**Source material:**
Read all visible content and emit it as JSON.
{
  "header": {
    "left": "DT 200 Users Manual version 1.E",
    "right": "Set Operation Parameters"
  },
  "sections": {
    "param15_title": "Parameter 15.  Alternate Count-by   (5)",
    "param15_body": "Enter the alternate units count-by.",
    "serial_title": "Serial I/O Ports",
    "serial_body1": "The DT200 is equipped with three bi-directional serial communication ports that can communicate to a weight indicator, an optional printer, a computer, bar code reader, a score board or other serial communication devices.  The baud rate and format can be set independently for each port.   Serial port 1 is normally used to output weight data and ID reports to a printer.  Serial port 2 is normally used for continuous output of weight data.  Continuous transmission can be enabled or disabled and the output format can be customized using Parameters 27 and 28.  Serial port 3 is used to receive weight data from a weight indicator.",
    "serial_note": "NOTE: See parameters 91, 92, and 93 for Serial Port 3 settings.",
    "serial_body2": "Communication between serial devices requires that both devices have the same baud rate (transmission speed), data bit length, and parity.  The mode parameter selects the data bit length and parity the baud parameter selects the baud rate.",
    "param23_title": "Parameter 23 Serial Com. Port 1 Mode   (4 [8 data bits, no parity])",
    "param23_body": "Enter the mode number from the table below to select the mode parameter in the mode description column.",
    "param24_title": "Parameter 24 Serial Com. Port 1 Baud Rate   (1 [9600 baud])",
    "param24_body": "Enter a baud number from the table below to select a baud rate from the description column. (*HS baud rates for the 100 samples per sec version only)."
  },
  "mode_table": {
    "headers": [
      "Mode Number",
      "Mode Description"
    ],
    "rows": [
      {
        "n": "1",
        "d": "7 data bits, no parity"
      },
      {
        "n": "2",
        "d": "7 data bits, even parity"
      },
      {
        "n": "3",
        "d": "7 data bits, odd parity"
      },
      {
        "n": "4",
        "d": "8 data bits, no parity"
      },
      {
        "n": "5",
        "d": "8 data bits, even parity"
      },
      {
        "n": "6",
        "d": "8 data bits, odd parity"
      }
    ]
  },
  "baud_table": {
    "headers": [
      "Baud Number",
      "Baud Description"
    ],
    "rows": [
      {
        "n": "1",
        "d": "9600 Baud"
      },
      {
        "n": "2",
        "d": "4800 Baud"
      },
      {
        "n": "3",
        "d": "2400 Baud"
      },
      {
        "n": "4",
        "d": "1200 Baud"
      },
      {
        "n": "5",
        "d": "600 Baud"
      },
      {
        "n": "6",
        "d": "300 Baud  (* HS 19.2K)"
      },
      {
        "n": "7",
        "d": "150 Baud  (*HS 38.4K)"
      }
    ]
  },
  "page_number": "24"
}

**Task requirements:** All of the material above needs to be copied exactly.

**In response:**
Read all visible content and emit it as JSON.
{
  "header": {
    "left": "DT 200 Users Manual version 1.E",
    "right": "Set Operation Parameters"
  },
  "sections": {
    "param15_title": "Parameter 15.  Alternate Count-by   (5)",
    "param15_body": "Enter the alternate units count-by.",
    "serial_title": "Serial I/O Ports",
    "serial_body1": "The DT200 is equipped with three bi-directional serial communication ports that can communicate to a weight indicator, an optional printer, a computer, bar code reader, a score board or other serial communication devices.  The baud rate and format can be set independently for each port.   Serial port 1 is normally used to output weight data and ID reports to a printer.  Serial port 2 is normally used for continuous output of weight data.  Continuous transmission can be enabled or disabled and the output format can be customized using Parameters 27 and 28.  Serial port 3 is used to receive weight data from a weight indicator.",
    "serial_note": "NOTE: See parameters 91, 92, and 93 for Serial Port 3 settings.",
    "serial_body2": "Communication between serial devices requires that both devices have the same baud rate (transmission speed), data bit length, and parity.  The mode parameter selects the data bit length and parity the baud parameter selects the baud rate.",
    "param23_title": "Parameter 23 Serial Com. Port 1 Mode   (4 [8 data bits, no parity])",
    "param23_body": "Enter the mode number from the table below to select the mode parameter in the mode description column.",
    "param24_title": "Parameter 24 Serial Com. Port 1 Baud Rate   (1 [9600 baud])",
    "param24_body": "Enter a baud number from the table below to select a baud rate from the description column. (*HS baud rates for the 100 samples per sec version only)."
  },
  "mode_table": {
    "headers": [
      "Mode Number",
      "Mode Description"
    ],
    "rows": [
      {
        "n": "1",
        "d": "7 data bits, no parity"
      },
      {
        "n": "2",
        "d": "7 data bits, even parity"
      },
      {
        "n": "3",
        "d": "7 data bits, odd parity"
      },
      {
        "n": "4",
        "d": "8 data bits, no parity"
      },
      {
        "n": "5",
        "d": "8 data bits, even parity"
      },
      {
        "n": "6",
        "d": "8 data bits, odd parity"
      }
    ]
  },
  "baud_table": {
    "headers": [
      "Baud Number",
      "Baud Description"
    ],
    "rows": [
      {
        "n": "1",
        "d": "9600 Baud"
      },
      {
        "n": "2",
        "d": "4800 Baud"
      },
      {
        "n": "3",
        "d": "2400 Baud"
      },
      {
        "n": "4",
        "d": "1200 Baud"
      },
      {
        "n": "5",
        "d": "600 Baud"
      },
      {
        "n": "6",
        "d": "300 Baud  (* HS 19.2K)"
      },
      {
        "n": "7",
        "d": "150 Baud  (*HS 38.4K)"
      }
    ]
  },
  "page_number": "24"
}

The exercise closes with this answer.